■ **Work to do**:
Collect each line containing "Piernicola".

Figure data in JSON

====

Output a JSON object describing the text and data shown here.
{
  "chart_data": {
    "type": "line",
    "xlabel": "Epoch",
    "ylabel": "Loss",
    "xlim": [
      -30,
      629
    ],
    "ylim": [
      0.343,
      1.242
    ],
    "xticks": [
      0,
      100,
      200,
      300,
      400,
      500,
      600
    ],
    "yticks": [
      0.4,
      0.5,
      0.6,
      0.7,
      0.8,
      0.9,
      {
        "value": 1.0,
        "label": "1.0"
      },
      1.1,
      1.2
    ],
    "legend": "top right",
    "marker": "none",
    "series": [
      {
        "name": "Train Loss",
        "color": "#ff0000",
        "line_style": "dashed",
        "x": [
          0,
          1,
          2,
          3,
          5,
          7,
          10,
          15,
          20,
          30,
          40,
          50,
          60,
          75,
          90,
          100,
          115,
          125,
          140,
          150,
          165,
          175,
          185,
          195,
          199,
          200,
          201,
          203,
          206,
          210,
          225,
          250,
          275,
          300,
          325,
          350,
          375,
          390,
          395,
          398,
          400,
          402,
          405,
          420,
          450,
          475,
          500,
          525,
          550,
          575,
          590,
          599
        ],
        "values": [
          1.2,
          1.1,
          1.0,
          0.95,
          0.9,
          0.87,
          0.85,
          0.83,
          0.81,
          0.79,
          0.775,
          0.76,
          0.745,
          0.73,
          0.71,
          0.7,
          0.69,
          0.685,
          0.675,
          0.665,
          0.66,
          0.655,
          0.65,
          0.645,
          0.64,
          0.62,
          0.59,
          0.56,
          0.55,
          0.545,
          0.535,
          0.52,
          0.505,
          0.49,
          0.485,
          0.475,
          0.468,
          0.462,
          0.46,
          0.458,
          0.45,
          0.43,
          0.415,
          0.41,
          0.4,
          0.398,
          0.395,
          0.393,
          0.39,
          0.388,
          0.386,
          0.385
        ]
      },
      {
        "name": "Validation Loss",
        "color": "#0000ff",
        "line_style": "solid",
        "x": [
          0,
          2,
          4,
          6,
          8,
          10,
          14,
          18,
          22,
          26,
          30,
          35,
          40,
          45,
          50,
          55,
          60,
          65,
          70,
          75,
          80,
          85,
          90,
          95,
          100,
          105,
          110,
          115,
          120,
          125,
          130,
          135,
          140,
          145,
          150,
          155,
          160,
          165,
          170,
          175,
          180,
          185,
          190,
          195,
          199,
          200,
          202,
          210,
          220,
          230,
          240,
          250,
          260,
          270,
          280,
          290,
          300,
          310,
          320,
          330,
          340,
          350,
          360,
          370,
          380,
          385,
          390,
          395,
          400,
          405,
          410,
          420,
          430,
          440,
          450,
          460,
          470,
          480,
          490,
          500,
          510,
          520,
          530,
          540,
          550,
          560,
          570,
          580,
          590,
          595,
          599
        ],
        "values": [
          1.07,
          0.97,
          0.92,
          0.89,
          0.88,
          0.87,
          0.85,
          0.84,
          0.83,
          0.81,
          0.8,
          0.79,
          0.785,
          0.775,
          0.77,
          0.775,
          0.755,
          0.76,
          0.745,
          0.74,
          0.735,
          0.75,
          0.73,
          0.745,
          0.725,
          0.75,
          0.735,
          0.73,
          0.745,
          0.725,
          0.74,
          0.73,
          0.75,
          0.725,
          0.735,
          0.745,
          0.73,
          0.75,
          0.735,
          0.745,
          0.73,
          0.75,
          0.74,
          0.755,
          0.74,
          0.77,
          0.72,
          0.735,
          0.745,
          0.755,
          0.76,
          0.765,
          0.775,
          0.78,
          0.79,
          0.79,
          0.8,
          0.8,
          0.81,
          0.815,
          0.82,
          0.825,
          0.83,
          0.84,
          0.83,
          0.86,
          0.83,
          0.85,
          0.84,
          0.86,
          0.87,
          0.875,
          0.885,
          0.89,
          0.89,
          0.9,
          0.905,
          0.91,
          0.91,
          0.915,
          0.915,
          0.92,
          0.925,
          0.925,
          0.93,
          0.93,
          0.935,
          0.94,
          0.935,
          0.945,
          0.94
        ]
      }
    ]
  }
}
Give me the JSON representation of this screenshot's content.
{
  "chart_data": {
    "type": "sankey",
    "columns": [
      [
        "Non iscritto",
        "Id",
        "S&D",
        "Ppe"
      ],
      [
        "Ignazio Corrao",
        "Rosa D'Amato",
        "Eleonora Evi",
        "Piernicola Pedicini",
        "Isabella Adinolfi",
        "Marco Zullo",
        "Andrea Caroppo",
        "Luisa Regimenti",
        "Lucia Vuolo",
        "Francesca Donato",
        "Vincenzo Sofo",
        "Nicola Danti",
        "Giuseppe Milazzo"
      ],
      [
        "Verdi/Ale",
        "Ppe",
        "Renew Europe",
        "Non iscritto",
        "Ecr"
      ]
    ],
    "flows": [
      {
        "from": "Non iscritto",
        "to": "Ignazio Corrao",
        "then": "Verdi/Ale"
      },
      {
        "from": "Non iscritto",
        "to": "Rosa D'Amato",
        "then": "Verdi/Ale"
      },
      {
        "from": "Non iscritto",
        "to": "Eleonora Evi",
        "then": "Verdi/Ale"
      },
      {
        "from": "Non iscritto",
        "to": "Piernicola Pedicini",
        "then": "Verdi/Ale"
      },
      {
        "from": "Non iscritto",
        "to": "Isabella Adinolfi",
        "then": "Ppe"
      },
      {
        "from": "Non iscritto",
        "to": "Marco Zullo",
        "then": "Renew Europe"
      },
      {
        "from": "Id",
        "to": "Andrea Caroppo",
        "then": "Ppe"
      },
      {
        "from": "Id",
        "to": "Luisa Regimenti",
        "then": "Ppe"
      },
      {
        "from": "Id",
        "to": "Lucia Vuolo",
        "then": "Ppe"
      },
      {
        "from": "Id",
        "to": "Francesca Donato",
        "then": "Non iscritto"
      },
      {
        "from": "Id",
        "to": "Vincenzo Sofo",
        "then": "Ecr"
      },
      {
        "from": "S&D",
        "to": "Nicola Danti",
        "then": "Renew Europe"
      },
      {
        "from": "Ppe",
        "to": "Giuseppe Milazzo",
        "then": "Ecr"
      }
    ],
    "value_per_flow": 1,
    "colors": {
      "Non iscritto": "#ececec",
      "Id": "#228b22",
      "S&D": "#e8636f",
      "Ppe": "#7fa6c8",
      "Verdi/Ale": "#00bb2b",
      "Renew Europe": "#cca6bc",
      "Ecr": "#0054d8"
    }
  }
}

====

■ **Reply**:
        "Piernicola Pedicini",
        "to": "Piernicola Pedicini",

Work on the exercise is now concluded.